──────── Data extract
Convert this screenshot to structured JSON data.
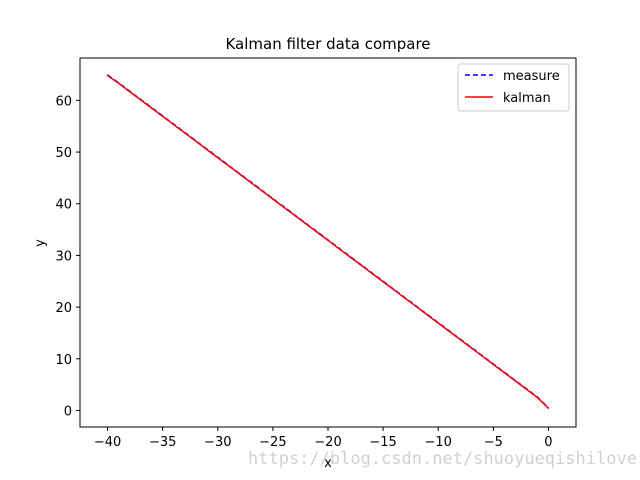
{
  "chart_data": {
    "type": "line",
    "title": "Kalman filter data compare",
    "xlabel": "x",
    "ylabel": "y",
    "xlim": [
      -42.5,
      2.5
    ],
    "ylim": [
      -3.2,
      68.2
    ],
    "xticks": [
      -40,
      -35,
      -30,
      -25,
      -20,
      -15,
      -10,
      -5,
      0
    ],
    "yticks": [
      0,
      10,
      20,
      30,
      40,
      50,
      60
    ],
    "grid": false,
    "legend_position": "top-right",
    "series": [
      {
        "name": "measure",
        "color": "#0000ff",
        "style": "dashed",
        "x": [
          -40,
          -39,
          -38,
          -37,
          -36,
          -35,
          -34,
          -33,
          -32,
          -31,
          -30,
          -29,
          -28,
          -27,
          -26,
          -25,
          -24,
          -23,
          -22,
          -21,
          -20,
          -19,
          -18,
          -17,
          -16,
          -15,
          -14,
          -13,
          -12,
          -11,
          -10,
          -9,
          -8,
          -7,
          -6,
          -5,
          -4,
          -3,
          -2,
          -1,
          0
        ],
        "y": [
          64.9,
          63.4,
          61.8,
          60.2,
          58.6,
          57.0,
          55.4,
          53.8,
          52.2,
          50.6,
          49.0,
          47.4,
          45.8,
          44.2,
          42.6,
          41.0,
          39.4,
          37.8,
          36.2,
          34.6,
          33.0,
          31.4,
          29.8,
          28.2,
          26.6,
          25.0,
          23.4,
          21.8,
          20.2,
          18.6,
          17.0,
          15.4,
          13.8,
          12.2,
          10.6,
          9.0,
          7.4,
          5.8,
          4.2,
          2.6,
          0.5
        ]
      },
      {
        "name": "kalman",
        "color": "#ff0000",
        "style": "solid",
        "x": [
          -40,
          -39,
          -38,
          -37,
          -36,
          -35,
          -34,
          -33,
          -32,
          -31,
          -30,
          -29,
          -28,
          -27,
          -26,
          -25,
          -24,
          -23,
          -22,
          -21,
          -20,
          -19,
          -18,
          -17,
          -16,
          -15,
          -14,
          -13,
          -12,
          -11,
          -10,
          -9,
          -8,
          -7,
          -6,
          -5,
          -4,
          -3,
          -2,
          -1,
          0
        ],
        "y": [
          64.8,
          63.3,
          61.7,
          60.1,
          58.5,
          56.9,
          55.3,
          53.7,
          52.1,
          50.5,
          48.9,
          47.3,
          45.7,
          44.1,
          42.5,
          40.9,
          39.3,
          37.7,
          36.1,
          34.5,
          32.9,
          31.3,
          29.7,
          28.1,
          26.5,
          24.9,
          23.3,
          21.7,
          20.1,
          18.5,
          16.9,
          15.3,
          13.7,
          12.1,
          10.5,
          8.9,
          7.3,
          5.7,
          4.1,
          2.5,
          0.4
        ]
      }
    ]
  },
  "watermark": "https://blog.csdn.net/shuoyueqishilove"
}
────────────────
#### What needs to be done
Copy all the data exactly as written, but skip any picture.

#### Answer to the exercise
Convert this screenshot to structured JSON data.
{
  "chart_data": {
    "type": "line",
    "title": "Kalman filter data compare",
    "xlabel": "x",
    "ylabel": "y",
    "xlim": [
      -42.5,
      2.5
    ],
    "ylim": [
      -3.2,
      68.2
    ],
    "xticks": [
      -40,
      -35,
      -30,
      -25,
      -20,
      -15,
      -10,
      -5,
      0
    ],
    "yticks": [
      0,
      10,
      20,
      30,
      40,
      50,
      60
    ],
    "grid": false,
    "legend_position": "top-right",
    "series": [
      {
        "name": "measure",
        "color": "#0000ff",
        "style": "dashed",
        "x": [
          -40,
          -39,
          -38,
          -37,
          -36,
          -35,
          -34,
          -33,
          -32,
          -31,
          -30,
          -29,
          -28,
          -27,
          -26,
          -25,
          -24,
          -23,
          -22,
          -21,
          -20,
          -19,
          -18,
          -17,
          -16,
          -15,
          -14,
          -13,
          -12,
          -11,
          -10,
          -9,
          -8,
          -7,
          -6,
          -5,
          -4,
          -3,
          -2,
          -1,
          0
        ],
        "y": [
          64.9,
          63.4,
          61.8,
          60.2,
          58.6,
          57.0,
          55.4,
          53.8,
          52.2,
          50.6,
          49.0,
          47.4,
          45.8,
          44.2,
          42.6,
          41.0,
          39.4,
          37.8,
          36.2,
          34.6,
          33.0,
          31.4,
          29.8,
          28.2,
          26.6,
          25.0,
          23.4,
          21.8,
          20.2,
          18.6,
          17.0,
          15.4,
          13.8,
          12.2,
          10.6,
          9.0,
          7.4,
          5.8,
          4.2,
          2.6,
          0.5
        ]
      },
      {
        "name": "kalman",
        "color": "#ff0000",
        "style": "solid",
        "x": [
          -40,
          -39,
          -38,
          -37,
          -36,
          -35,
          -34,
          -33,
          -32,
          -31,
          -30,
          -29,
          -28,
          -27,
          -26,
          -25,
          -24,
          -23,
          -22,
          -21,
          -20,
          -19,
          -18,
          -17,
          -16,
          -15,
          -14,
          -13,
          -12,
          -11,
          -10,
          -9,
          -8,
          -7,
          -6,
          -5,
          -4,
          -3,
          -2,
          -1,
          0
        ],
        "y": [
          64.8,
          63.3,
          61.7,
          60.1,
          58.5,
          56.9,
          55.3,
          53.7,
          52.1,
          50.5,
          48.9,
          47.3,
          45.7,
          44.1,
          42.5,
          40.9,
          39.3,
          37.7,
          36.1,
          34.5,
          32.9,
          31.3,
          29.7,
          28.1,
          26.5,
          24.9,
          23.3,
          21.7,
          20.1,
          18.5,
          16.9,
          15.3,
          13.7,
          12.1,
          10.5,
          8.9,
          7.3,
          5.7,
          4.1,
          2.5,
          0.4
        ]
      }
    ]
  },
  "watermark": "https://blog.csdn.net/shuoyueqishilove"
}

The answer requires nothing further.